+++ Dataset records
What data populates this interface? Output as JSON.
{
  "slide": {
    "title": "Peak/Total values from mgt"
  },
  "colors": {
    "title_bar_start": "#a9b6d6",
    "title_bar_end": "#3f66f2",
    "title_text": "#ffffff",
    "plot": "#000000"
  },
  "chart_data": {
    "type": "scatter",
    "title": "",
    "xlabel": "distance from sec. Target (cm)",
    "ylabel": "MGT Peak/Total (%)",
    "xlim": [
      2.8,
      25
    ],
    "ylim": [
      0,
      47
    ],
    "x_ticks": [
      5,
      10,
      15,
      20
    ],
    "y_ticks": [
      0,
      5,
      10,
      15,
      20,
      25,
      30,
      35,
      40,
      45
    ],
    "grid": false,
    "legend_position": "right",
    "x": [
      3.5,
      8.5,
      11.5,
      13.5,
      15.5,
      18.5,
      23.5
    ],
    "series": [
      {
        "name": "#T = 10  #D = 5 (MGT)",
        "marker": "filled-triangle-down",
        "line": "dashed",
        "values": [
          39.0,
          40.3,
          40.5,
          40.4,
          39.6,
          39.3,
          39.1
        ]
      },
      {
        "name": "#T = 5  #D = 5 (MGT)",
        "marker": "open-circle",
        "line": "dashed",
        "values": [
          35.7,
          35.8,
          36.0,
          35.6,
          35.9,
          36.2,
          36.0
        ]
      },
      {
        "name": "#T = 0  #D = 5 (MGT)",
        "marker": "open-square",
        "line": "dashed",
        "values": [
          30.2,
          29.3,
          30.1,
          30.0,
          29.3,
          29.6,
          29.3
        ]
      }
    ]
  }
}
++++++
## Aim
Transcribe every entry verbatim.

## Solution
What data populates this interface? Output as JSON.
{
  "slide": {
    "title": "Peak/Total values from mgt"
  },
  "colors": {
    "title_bar_start": "#a9b6d6",
    "title_bar_end": "#3f66f2",
    "title_text": "#ffffff",
    "plot": "#000000"
  },
  "chart_data": {
    "type": "scatter",
    "title": "",
    "xlabel": "distance from sec. Target (cm)",
    "ylabel": "MGT Peak/Total (%)",
    "xlim": [
      2.8,
      25
    ],
    "ylim": [
      0,
      47
    ],
    "x_ticks": [
      5,
      10,
      15,
      20
    ],
    "y_ticks": [
      0,
      5,
      10,
      15,
      20,
      25,
      30,
      35,
      40,
      45
    ],
    "grid": false,
    "legend_position": "right",
    "x": [
      3.5,
      8.5,
      11.5,
      13.5,
      15.5,
      18.5,
      23.5
    ],
    "series": [
      {
        "name": "#T = 10  #D = 5 (MGT)",
        "marker": "filled-triangle-down",
        "line": "dashed",
        "values": [
          39.0,
          40.3,
          40.5,
          40.4,
          39.6,
          39.3,
          39.1
        ]
      },
      {
        "name": "#T = 5  #D = 5 (MGT)",
        "marker": "open-circle",
        "line": "dashed",
        "values": [
          35.7,
          35.8,
          36.0,
          35.6,
          35.9,
          36.2,
          36.0
        ]
      },
      {
        "name": "#T = 0  #D = 5 (MGT)",
        "marker": "open-square",
        "line": "dashed",
        "values": [
          30.2,
          29.3,
          30.1,
          30.0,
          29.3,
          29.6,
          29.3
        ]
      }
    ]
  }
}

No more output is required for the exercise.